BRIEF ▸
Give all the lines below again, exactly, with no pictures.

INPUT ROWS ▸
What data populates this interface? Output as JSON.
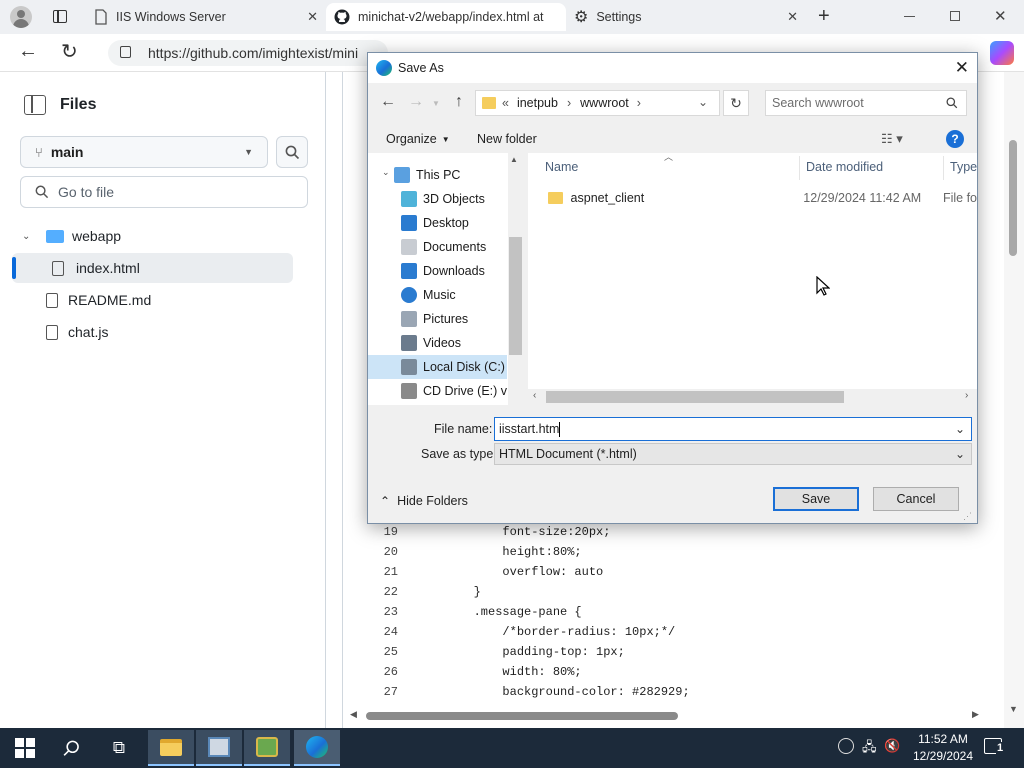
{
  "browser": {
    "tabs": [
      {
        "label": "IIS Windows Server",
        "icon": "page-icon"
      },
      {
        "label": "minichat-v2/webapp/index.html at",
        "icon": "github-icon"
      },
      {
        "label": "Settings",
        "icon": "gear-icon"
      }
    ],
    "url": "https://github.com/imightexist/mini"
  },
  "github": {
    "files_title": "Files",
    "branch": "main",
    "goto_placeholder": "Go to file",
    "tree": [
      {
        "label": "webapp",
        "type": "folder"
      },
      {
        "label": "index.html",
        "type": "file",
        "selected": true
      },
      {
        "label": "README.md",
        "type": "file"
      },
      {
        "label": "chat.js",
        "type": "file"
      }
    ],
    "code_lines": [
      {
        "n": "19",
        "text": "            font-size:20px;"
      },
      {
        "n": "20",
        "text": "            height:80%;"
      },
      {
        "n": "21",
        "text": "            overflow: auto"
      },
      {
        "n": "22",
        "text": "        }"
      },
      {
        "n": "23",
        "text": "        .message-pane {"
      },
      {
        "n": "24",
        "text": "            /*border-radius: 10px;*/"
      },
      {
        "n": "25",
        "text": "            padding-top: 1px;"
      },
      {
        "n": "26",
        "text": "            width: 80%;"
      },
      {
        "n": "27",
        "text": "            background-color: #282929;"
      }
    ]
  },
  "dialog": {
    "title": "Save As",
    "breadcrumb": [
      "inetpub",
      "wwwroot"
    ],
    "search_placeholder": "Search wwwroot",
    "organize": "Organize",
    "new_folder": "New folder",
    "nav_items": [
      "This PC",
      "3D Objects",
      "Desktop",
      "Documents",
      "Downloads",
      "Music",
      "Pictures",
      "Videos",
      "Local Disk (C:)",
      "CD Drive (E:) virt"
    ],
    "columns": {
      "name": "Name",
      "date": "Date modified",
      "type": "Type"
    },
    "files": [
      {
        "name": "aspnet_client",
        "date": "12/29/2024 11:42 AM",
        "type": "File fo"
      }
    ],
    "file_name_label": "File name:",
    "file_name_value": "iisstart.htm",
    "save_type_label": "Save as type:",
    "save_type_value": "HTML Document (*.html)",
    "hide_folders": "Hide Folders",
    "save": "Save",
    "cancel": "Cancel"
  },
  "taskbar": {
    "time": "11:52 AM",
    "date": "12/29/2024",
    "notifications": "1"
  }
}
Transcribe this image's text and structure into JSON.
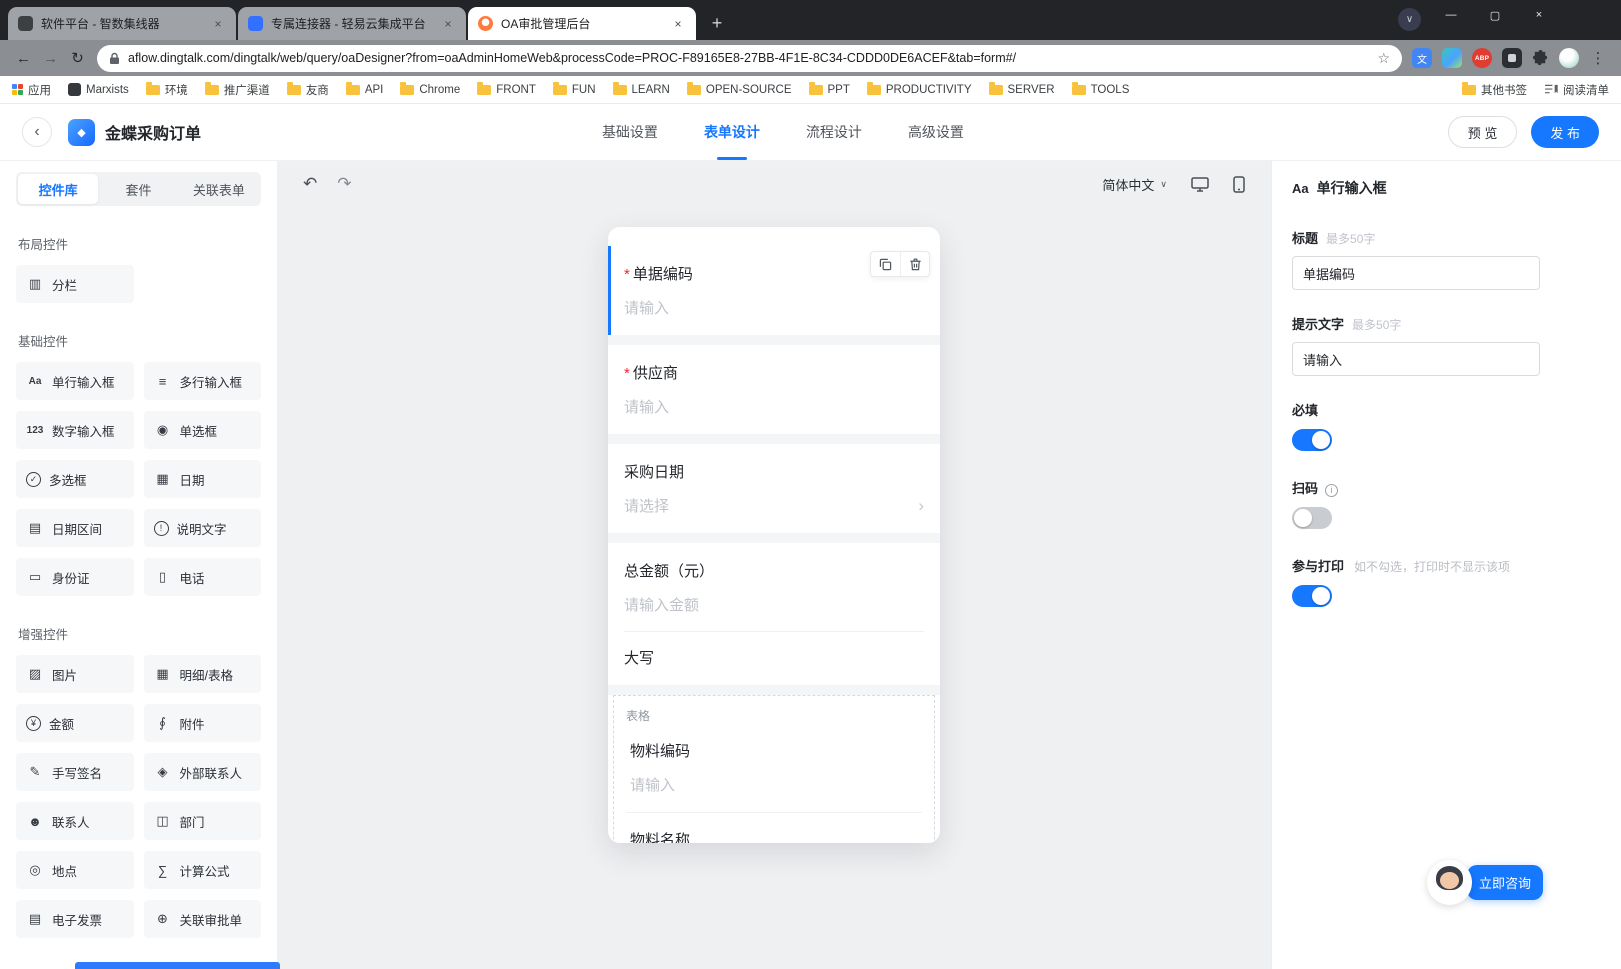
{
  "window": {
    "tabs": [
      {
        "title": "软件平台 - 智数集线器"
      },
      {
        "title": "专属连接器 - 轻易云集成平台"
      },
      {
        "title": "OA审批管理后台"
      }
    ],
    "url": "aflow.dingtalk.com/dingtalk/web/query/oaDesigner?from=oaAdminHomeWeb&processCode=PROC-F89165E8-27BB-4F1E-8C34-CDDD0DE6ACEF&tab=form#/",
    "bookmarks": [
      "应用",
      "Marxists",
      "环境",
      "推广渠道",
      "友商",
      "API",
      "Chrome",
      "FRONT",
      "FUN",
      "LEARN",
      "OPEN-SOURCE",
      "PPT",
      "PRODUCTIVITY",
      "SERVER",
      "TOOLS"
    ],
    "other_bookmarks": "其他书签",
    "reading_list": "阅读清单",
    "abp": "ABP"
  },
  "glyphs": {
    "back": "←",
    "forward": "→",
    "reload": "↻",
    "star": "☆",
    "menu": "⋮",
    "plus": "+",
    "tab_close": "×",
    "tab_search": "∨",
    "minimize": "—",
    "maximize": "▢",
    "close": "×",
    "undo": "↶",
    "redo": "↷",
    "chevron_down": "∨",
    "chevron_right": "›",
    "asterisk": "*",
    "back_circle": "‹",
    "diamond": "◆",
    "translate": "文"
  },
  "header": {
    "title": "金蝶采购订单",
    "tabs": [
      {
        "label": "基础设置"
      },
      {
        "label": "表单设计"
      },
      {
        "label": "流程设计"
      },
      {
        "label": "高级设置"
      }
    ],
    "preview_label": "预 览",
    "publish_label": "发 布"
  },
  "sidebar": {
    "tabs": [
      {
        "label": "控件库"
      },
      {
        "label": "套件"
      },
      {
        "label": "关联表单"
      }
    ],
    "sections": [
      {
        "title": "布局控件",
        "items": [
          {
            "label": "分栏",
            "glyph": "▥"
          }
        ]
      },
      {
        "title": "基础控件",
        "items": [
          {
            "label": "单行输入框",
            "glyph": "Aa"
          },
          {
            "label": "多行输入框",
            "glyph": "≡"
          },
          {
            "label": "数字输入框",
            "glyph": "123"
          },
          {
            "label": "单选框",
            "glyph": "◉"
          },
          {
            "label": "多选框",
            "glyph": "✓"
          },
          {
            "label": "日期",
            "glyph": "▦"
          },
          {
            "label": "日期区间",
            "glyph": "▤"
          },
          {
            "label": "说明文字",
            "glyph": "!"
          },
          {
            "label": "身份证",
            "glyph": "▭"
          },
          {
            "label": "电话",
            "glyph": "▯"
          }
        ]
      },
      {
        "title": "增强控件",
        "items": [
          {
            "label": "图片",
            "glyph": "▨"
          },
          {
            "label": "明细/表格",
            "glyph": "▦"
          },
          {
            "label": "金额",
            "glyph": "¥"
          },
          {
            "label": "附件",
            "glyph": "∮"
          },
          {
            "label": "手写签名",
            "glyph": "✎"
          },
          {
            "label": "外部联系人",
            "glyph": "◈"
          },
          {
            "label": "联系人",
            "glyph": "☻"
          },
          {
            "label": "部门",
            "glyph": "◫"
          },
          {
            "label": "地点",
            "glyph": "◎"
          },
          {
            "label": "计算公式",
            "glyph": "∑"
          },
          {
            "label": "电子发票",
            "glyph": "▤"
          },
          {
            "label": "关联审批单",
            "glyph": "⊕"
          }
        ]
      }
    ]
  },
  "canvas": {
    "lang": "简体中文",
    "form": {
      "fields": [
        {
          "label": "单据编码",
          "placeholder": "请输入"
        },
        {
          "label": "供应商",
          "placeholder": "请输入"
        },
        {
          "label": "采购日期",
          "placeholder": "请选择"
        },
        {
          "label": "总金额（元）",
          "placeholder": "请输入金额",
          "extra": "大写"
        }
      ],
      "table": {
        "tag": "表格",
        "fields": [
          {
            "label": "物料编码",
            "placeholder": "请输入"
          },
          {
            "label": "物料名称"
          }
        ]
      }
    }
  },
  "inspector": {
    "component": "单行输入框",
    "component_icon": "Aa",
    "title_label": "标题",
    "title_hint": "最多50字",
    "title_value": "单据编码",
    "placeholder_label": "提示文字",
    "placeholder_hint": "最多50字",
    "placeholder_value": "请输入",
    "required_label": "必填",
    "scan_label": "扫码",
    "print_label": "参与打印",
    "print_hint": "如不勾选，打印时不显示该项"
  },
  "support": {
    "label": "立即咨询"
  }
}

SOLUTION BELOW ▸
What data populates this interface? Output as JSON.
{
  "browser": {
    "tabs": [
      {
        "label": "IIS Windows Server",
        "icon": "page-icon"
      },
      {
        "label": "minichat-v2/webapp/index.html at",
        "icon": "github-icon"
      },
      {
        "label": "Settings",
        "icon": "gear-icon"
      }
    ],
    "url": "https://github.com/imightexist/mini"
  },
  "github": {
    "files_title": "Files",
    "branch": "main",
    "goto_placeholder": "Go to file",
    "tree": [
      {
        "label": "webapp",
        "type": "folder"
      },
      {
        "label": "index.html",
        "type": "file",
        "selected": true
      },
      {
        "label": "README.md",
        "type": "file"
      },
      {
        "label": "chat.js",
        "type": "file"
      }
    ],
    "code_lines": [
      {
        "n": "19",
        "text": "            font-size:20px;"
      },
      {
        "n": "20",
        "text": "            height:80%;"
      },
      {
        "n": "21",
        "text": "            overflow: auto"
      },
      {
        "n": "22",
        "text": "        }"
      },
      {
        "n": "23",
        "text": "        .message-pane {"
      },
      {
        "n": "24",
        "text": "            /*border-radius: 10px;*/"
      },
      {
        "n": "25",
        "text": "            padding-top: 1px;"
      },
      {
        "n": "26",
        "text": "            width: 80%;"
      },
      {
        "n": "27",
        "text": "            background-color: #282929;"
      }
    ]
  },
  "dialog": {
    "title": "Save As",
    "breadcrumb": [
      "inetpub",
      "wwwroot"
    ],
    "search_placeholder": "Search wwwroot",
    "organize": "Organize",
    "new_folder": "New folder",
    "nav_items": [
      "This PC",
      "3D Objects",
      "Desktop",
      "Documents",
      "Downloads",
      "Music",
      "Pictures",
      "Videos",
      "Local Disk (C:)",
      "CD Drive (E:) virt"
    ],
    "columns": {
      "name": "Name",
      "date": "Date modified",
      "type": "Type"
    },
    "files": [
      {
        "name": "aspnet_client",
        "date": "12/29/2024 11:42 AM",
        "type": "File fo"
      }
    ],
    "file_name_label": "File name:",
    "file_name_value": "iisstart.htm",
    "save_type_label": "Save as type:",
    "save_type_value": "HTML Document (*.html)",
    "hide_folders": "Hide Folders",
    "save": "Save",
    "cancel": "Cancel"
  },
  "taskbar": {
    "time": "11:52 AM",
    "date": "12/29/2024",
    "notifications": "1"
  }
}
Transcribe this image's text and structure into JSON.
{
  "window": {
    "tabs": [
      {
        "title": "软件平台 - 智数集线器"
      },
      {
        "title": "专属连接器 - 轻易云集成平台"
      },
      {
        "title": "OA审批管理后台"
      }
    ],
    "url": "aflow.dingtalk.com/dingtalk/web/query/oaDesigner?from=oaAdminHomeWeb&processCode=PROC-F89165E8-27BB-4F1E-8C34-CDDD0DE6ACEF&tab=form#/",
    "bookmarks": [
      "应用",
      "Marxists",
      "环境",
      "推广渠道",
      "友商",
      "API",
      "Chrome",
      "FRONT",
      "FUN",
      "LEARN",
      "OPEN-SOURCE",
      "PPT",
      "PRODUCTIVITY",
      "SERVER",
      "TOOLS"
    ],
    "other_bookmarks": "其他书签",
    "reading_list": "阅读清单",
    "abp": "ABP"
  },
  "glyphs": {
    "back": "←",
    "forward": "→",
    "reload": "↻",
    "star": "☆",
    "menu": "⋮",
    "plus": "+",
    "tab_close": "×",
    "tab_search": "∨",
    "minimize": "—",
    "maximize": "▢",
    "close": "×",
    "undo": "↶",
    "redo": "↷",
    "chevron_down": "∨",
    "chevron_right": "›",
    "asterisk": "*",
    "back_circle": "‹",
    "diamond": "◆",
    "translate": "文"
  },
  "header": {
    "title": "金蝶采购订单",
    "tabs": [
      {
        "label": "基础设置"
      },
      {
        "label": "表单设计"
      },
      {
        "label": "流程设计"
      },
      {
        "label": "高级设置"
      }
    ],
    "preview_label": "预 览",
    "publish_label": "发 布"
  },
  "sidebar": {
    "tabs": [
      {
        "label": "控件库"
      },
      {
        "label": "套件"
      },
      {
        "label": "关联表单"
      }
    ],
    "sections": [
      {
        "title": "布局控件",
        "items": [
          {
            "label": "分栏",
            "glyph": "▥"
          }
        ]
      },
      {
        "title": "基础控件",
        "items": [
          {
            "label": "单行输入框",
            "glyph": "Aa"
          },
          {
            "label": "多行输入框",
            "glyph": "≡"
          },
          {
            "label": "数字输入框",
            "glyph": "123"
          },
          {
            "label": "单选框",
            "glyph": "◉"
          },
          {
            "label": "多选框",
            "glyph": "✓"
          },
          {
            "label": "日期",
            "glyph": "▦"
          },
          {
            "label": "日期区间",
            "glyph": "▤"
          },
          {
            "label": "说明文字",
            "glyph": "!"
          },
          {
            "label": "身份证",
            "glyph": "▭"
          },
          {
            "label": "电话",
            "glyph": "▯"
          }
        ]
      },
      {
        "title": "增强控件",
        "items": [
          {
            "label": "图片",
            "glyph": "▨"
          },
          {
            "label": "明细/表格",
            "glyph": "▦"
          },
          {
            "label": "金额",
            "glyph": "¥"
          },
          {
            "label": "附件",
            "glyph": "∮"
          },
          {
            "label": "手写签名",
            "glyph": "✎"
          },
          {
            "label": "外部联系人",
            "glyph": "◈"
          },
          {
            "label": "联系人",
            "glyph": "☻"
          },
          {
            "label": "部门",
            "glyph": "◫"
          },
          {
            "label": "地点",
            "glyph": "◎"
          },
          {
            "label": "计算公式",
            "glyph": "∑"
          },
          {
            "label": "电子发票",
            "glyph": "▤"
          },
          {
            "label": "关联审批单",
            "glyph": "⊕"
          }
        ]
      }
    ]
  },
  "canvas": {
    "lang": "简体中文",
    "form": {
      "fields": [
        {
          "label": "单据编码",
          "placeholder": "请输入"
        },
        {
          "label": "供应商",
          "placeholder": "请输入"
        },
        {
          "label": "采购日期",
          "placeholder": "请选择"
        },
        {
          "label": "总金额（元）",
          "placeholder": "请输入金额",
          "extra": "大写"
        }
      ],
      "table": {
        "tag": "表格",
        "fields": [
          {
            "label": "物料编码",
            "placeholder": "请输入"
          },
          {
            "label": "物料名称"
          }
        ]
      }
    }
  },
  "inspector": {
    "component": "单行输入框",
    "component_icon": "Aa",
    "title_label": "标题",
    "title_hint": "最多50字",
    "title_value": "单据编码",
    "placeholder_label": "提示文字",
    "placeholder_hint": "最多50字",
    "placeholder_value": "请输入",
    "required_label": "必填",
    "scan_label": "扫码",
    "print_label": "参与打印",
    "print_hint": "如不勾选，打印时不显示该项"
  },
  "support": {
    "label": "立即咨询"
  }
}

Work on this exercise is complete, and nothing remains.